• **Problem to work on**
Every entry must be duplicated precisely as written.

— Start Supplied records —

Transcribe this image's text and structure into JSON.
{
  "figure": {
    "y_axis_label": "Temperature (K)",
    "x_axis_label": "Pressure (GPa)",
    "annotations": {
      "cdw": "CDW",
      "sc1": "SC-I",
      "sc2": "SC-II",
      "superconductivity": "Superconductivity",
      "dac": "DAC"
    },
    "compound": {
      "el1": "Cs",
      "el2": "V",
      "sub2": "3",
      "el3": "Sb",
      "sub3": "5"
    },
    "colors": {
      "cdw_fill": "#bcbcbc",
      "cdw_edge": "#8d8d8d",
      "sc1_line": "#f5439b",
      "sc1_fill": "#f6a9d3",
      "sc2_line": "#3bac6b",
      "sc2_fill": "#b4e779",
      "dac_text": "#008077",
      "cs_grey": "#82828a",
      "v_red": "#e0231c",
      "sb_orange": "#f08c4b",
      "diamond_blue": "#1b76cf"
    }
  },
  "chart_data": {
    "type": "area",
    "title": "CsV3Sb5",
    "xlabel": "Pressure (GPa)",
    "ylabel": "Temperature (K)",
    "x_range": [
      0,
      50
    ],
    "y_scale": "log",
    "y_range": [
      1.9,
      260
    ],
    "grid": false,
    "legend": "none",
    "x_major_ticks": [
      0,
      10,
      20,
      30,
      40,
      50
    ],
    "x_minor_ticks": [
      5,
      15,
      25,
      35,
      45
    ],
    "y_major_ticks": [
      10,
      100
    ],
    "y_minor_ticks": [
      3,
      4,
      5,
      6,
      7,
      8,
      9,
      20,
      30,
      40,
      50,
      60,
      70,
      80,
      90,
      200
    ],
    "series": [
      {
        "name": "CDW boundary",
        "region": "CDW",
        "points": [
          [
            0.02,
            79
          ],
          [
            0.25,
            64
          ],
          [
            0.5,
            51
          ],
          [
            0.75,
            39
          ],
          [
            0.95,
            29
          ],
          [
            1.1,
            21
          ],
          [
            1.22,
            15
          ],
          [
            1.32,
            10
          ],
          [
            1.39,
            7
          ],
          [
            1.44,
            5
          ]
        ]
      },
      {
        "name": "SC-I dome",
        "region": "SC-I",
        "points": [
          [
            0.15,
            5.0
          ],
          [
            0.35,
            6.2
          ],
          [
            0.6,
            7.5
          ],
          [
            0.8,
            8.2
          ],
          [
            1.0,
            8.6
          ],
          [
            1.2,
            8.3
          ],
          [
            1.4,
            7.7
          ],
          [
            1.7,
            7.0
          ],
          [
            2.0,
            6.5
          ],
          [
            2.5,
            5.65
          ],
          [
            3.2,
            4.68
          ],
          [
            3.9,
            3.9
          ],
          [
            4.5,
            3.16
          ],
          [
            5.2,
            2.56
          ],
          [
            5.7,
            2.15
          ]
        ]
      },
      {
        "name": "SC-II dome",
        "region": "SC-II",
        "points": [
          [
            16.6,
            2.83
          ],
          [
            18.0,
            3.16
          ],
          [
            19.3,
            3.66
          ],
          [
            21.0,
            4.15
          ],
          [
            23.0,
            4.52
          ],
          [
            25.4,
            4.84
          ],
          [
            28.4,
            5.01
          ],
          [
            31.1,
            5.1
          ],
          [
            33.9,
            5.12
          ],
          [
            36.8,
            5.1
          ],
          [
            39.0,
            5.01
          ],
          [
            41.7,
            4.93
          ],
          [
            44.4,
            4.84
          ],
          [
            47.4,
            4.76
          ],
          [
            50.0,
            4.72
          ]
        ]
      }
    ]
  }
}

— End Supplied records —

• **Result of this exercise**
Transcribe this image's text and structure into JSON.
{
  "figure": {
    "y_axis_label": "Temperature (K)",
    "x_axis_label": "Pressure (GPa)",
    "annotations": {
      "cdw": "CDW",
      "sc1": "SC-I",
      "sc2": "SC-II",
      "superconductivity": "Superconductivity",
      "dac": "DAC"
    },
    "compound": {
      "el1": "Cs",
      "el2": "V",
      "sub2": "3",
      "el3": "Sb",
      "sub3": "5"
    },
    "colors": {
      "cdw_fill": "#bcbcbc",
      "cdw_edge": "#8d8d8d",
      "sc1_line": "#f5439b",
      "sc1_fill": "#f6a9d3",
      "sc2_line": "#3bac6b",
      "sc2_fill": "#b4e779",
      "dac_text": "#008077",
      "cs_grey": "#82828a",
      "v_red": "#e0231c",
      "sb_orange": "#f08c4b",
      "diamond_blue": "#1b76cf"
    }
  },
  "chart_data": {
    "type": "area",
    "title": "CsV3Sb5",
    "xlabel": "Pressure (GPa)",
    "ylabel": "Temperature (K)",
    "x_range": [
      0,
      50
    ],
    "y_scale": "log",
    "y_range": [
      1.9,
      260
    ],
    "grid": false,
    "legend": "none",
    "x_major_ticks": [
      0,
      10,
      20,
      30,
      40,
      50
    ],
    "x_minor_ticks": [
      5,
      15,
      25,
      35,
      45
    ],
    "y_major_ticks": [
      10,
      100
    ],
    "y_minor_ticks": [
      3,
      4,
      5,
      6,
      7,
      8,
      9,
      20,
      30,
      40,
      50,
      60,
      70,
      80,
      90,
      200
    ],
    "series": [
      {
        "name": "CDW boundary",
        "region": "CDW",
        "points": [
          [
            0.02,
            79
          ],
          [
            0.25,
            64
          ],
          [
            0.5,
            51
          ],
          [
            0.75,
            39
          ],
          [
            0.95,
            29
          ],
          [
            1.1,
            21
          ],
          [
            1.22,
            15
          ],
          [
            1.32,
            10
          ],
          [
            1.39,
            7
          ],
          [
            1.44,
            5
          ]
        ]
      },
      {
        "name": "SC-I dome",
        "region": "SC-I",
        "points": [
          [
            0.15,
            5.0
          ],
          [
            0.35,
            6.2
          ],
          [
            0.6,
            7.5
          ],
          [
            0.8,
            8.2
          ],
          [
            1.0,
            8.6
          ],
          [
            1.2,
            8.3
          ],
          [
            1.4,
            7.7
          ],
          [
            1.7,
            7.0
          ],
          [
            2.0,
            6.5
          ],
          [
            2.5,
            5.65
          ],
          [
            3.2,
            4.68
          ],
          [
            3.9,
            3.9
          ],
          [
            4.5,
            3.16
          ],
          [
            5.2,
            2.56
          ],
          [
            5.7,
            2.15
          ]
        ]
      },
      {
        "name": "SC-II dome",
        "region": "SC-II",
        "points": [
          [
            16.6,
            2.83
          ],
          [
            18.0,
            3.16
          ],
          [
            19.3,
            3.66
          ],
          [
            21.0,
            4.15
          ],
          [
            23.0,
            4.52
          ],
          [
            25.4,
            4.84
          ],
          [
            28.4,
            5.01
          ],
          [
            31.1,
            5.1
          ],
          [
            33.9,
            5.12
          ],
          [
            36.8,
            5.1
          ],
          [
            39.0,
            5.01
          ],
          [
            41.7,
            4.93
          ],
          [
            44.4,
            4.84
          ],
          [
            47.4,
            4.76
          ],
          [
            50.0,
            4.72
          ]
        ]
      }
    ]
  }
}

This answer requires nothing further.